* START *

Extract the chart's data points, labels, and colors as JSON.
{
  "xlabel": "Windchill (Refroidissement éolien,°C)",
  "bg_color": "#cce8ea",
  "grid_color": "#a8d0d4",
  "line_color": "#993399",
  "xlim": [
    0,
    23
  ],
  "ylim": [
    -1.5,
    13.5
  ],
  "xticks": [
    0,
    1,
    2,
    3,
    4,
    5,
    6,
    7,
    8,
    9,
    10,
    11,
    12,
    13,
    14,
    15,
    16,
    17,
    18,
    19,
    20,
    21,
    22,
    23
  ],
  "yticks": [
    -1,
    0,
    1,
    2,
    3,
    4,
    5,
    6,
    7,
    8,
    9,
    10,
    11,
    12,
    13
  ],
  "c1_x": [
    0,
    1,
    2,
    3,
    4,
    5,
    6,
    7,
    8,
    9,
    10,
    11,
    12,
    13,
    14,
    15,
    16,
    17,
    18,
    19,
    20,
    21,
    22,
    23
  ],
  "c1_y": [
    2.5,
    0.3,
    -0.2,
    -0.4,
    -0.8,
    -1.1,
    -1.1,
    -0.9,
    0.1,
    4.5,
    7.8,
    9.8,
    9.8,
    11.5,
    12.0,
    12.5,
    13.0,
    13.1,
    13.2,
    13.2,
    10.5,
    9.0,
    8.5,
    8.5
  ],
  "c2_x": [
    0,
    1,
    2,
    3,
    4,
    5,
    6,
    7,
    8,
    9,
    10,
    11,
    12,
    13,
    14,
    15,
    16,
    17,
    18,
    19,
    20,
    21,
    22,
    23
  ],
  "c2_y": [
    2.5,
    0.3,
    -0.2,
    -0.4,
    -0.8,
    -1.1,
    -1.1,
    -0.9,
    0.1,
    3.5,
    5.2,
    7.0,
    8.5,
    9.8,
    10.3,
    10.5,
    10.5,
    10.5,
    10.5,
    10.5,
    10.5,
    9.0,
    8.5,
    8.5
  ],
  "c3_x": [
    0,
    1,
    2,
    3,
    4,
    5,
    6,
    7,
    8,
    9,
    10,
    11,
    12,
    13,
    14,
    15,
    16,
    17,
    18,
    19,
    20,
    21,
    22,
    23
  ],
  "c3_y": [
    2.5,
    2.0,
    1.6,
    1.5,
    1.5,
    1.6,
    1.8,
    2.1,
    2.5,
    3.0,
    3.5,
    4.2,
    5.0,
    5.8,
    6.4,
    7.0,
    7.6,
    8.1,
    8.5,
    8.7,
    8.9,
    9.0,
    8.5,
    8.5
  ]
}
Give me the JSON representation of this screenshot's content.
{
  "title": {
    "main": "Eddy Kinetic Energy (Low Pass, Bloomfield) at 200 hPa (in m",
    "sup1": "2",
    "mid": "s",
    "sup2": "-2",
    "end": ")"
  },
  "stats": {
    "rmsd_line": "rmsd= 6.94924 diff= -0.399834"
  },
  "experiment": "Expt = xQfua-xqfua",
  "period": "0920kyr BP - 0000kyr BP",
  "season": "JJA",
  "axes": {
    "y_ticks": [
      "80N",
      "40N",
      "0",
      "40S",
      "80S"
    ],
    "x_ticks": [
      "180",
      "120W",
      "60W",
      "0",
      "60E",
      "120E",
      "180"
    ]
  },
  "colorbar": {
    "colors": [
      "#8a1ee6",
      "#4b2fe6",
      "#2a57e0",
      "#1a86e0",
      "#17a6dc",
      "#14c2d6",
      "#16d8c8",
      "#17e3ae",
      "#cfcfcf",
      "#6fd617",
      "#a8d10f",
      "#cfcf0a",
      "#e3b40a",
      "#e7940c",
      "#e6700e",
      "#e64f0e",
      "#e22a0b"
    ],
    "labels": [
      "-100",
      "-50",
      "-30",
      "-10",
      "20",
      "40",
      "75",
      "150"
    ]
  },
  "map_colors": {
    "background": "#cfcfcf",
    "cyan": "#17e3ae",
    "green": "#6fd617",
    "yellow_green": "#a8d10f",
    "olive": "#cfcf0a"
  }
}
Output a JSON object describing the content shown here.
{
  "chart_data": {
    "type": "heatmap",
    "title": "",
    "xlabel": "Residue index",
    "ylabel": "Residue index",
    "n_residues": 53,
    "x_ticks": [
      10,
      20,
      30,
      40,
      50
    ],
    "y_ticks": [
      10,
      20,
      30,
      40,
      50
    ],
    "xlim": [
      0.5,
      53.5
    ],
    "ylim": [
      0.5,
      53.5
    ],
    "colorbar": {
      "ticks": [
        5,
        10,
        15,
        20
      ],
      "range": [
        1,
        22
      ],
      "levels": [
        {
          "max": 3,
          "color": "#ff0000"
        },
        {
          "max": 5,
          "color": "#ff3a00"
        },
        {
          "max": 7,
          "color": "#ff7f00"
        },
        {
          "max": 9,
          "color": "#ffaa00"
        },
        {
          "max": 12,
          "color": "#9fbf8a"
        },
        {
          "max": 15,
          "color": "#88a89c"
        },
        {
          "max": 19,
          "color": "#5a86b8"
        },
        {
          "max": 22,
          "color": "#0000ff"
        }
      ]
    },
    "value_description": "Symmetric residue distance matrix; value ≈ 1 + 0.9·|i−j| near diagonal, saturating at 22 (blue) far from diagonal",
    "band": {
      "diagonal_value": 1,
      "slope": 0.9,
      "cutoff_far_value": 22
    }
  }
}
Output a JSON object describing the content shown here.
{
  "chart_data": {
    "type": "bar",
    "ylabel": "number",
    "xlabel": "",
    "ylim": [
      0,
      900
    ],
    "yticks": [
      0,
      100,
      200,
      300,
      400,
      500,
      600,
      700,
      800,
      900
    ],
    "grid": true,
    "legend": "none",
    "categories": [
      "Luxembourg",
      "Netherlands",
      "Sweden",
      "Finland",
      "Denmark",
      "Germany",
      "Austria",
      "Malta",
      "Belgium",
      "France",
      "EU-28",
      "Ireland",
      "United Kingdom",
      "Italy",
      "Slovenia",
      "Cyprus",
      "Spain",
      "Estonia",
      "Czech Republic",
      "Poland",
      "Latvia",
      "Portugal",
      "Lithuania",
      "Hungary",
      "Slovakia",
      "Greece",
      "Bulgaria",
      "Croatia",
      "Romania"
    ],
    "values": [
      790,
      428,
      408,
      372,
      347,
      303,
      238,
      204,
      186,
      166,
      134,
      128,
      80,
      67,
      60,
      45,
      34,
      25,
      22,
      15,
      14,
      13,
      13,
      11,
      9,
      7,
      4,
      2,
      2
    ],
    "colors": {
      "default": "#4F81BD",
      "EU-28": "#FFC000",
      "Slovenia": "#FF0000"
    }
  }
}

* END *

» **PROMPT**
Your task is to gather all lines from the entries above that hold the word "labels".

» **PROBLEM SOLUTION**
Extract the chart's data points, labels, and colors as JSON.
    "labels": [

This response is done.